- Task brief: Produce a verbatim transcription of the records below, beginning at the line containing "Type out the text in this image." and ending at the final line; include only those lines.
— start —
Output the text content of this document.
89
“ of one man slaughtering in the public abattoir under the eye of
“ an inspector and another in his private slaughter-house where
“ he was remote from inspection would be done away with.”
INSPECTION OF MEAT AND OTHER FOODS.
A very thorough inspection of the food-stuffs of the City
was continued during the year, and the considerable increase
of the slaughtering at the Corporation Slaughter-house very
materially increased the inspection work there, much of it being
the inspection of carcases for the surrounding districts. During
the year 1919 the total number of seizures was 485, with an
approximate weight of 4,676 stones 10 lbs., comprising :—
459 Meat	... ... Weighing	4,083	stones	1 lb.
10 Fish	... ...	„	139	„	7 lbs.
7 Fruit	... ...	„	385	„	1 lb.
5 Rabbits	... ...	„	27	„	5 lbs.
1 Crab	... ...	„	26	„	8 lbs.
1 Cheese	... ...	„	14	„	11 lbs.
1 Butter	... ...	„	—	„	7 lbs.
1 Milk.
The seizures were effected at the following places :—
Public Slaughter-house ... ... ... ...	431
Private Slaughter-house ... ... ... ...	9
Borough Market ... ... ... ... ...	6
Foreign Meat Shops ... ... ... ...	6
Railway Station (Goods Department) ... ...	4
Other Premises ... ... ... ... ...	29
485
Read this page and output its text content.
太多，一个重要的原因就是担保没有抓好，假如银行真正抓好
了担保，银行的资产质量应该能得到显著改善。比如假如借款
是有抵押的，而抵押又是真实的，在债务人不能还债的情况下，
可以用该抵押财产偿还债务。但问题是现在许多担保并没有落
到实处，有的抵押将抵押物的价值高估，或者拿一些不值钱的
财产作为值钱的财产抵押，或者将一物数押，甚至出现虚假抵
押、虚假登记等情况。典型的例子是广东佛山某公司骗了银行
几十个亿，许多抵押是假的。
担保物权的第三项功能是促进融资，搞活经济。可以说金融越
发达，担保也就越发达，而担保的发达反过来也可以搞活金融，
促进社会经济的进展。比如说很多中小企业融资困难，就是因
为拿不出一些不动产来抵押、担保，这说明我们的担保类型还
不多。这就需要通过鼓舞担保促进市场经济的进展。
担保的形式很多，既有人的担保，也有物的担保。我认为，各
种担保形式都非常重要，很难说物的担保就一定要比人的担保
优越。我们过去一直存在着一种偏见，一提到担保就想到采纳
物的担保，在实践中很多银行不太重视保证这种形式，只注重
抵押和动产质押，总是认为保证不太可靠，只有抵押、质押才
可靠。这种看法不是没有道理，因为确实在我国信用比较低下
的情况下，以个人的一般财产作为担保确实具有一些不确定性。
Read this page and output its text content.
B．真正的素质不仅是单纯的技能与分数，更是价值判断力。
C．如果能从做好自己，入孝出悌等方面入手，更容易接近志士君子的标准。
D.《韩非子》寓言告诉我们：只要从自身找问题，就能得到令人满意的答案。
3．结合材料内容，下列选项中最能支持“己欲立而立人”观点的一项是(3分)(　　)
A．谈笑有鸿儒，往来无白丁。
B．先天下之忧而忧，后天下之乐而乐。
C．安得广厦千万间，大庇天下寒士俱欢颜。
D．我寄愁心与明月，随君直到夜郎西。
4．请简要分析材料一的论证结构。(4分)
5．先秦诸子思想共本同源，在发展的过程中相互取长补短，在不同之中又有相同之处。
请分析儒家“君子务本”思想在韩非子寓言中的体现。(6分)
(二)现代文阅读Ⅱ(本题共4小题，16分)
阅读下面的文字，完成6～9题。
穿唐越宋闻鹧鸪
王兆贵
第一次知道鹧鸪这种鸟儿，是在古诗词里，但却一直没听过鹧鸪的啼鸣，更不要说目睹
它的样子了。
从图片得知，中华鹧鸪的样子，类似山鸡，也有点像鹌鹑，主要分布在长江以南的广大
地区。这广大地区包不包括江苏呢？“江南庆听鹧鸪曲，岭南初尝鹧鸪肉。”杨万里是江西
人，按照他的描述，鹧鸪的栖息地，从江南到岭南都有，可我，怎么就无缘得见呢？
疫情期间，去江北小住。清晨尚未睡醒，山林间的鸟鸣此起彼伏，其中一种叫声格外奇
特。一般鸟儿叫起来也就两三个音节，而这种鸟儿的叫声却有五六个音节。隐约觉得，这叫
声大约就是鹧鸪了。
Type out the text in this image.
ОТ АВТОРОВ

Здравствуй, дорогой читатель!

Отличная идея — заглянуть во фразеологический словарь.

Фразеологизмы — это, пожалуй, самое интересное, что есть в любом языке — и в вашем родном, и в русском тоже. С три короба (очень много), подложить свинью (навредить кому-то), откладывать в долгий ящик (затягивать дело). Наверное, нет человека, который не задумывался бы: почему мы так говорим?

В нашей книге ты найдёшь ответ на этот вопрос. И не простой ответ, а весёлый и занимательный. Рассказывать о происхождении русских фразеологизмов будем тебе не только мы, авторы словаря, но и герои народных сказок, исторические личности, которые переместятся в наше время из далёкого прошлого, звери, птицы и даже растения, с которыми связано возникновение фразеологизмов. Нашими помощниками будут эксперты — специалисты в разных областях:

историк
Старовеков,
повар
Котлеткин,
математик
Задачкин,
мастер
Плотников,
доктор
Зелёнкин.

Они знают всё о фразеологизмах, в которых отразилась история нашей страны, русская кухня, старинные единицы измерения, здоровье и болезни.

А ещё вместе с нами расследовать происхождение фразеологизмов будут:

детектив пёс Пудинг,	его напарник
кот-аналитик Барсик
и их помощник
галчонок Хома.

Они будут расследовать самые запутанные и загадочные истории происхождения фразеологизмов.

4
— end —
- Finished answer:
Type out the text in this image.
ОТ АВТОРОВ

Здравствуй, дорогой читатель!

Отличная идея — заглянуть во фразеологический словарь.

Фразеологизмы — это, пожалуй, самое интересное, что есть в любом языке — и в вашем родном, и в русском тоже. С три короба (очень много), подложить свинью (навредить кому-то), откладывать в долгий ящик (затягивать дело). Наверное, нет человека, который не задумывался бы: почему мы так говорим?

В нашей книге ты найдёшь ответ на этот вопрос. И не простой ответ, а весёлый и занимательный. Рассказывать о происхождении русских фразеологизмов будем тебе не только мы, авторы словаря, но и герои народных сказок, исторические личности, которые переместятся в наше время из далёкого прошлого, звери, птицы и даже растения, с которыми связано возникновение фразеологизмов. Нашими помощниками будут эксперты — специалисты в разных областях:

историк
Старовеков,
повар
Котлеткин,
математик
Задачкин,
мастер
Плотников,
доктор
Зелёнкин.

Они знают всё о фразеологизмах, в которых отразилась история нашей страны, русская кухня, старинные единицы измерения, здоровье и болезни.

А ещё вместе с нами расследовать происхождение фразеологизмов будут:

детектив пёс Пудинг,	его напарник
кот-аналитик Барсик
и их помощник
галчонок Хома.

Они будут расследовать самые запутанные и загадочные истории происхождения фразеологизмов.

4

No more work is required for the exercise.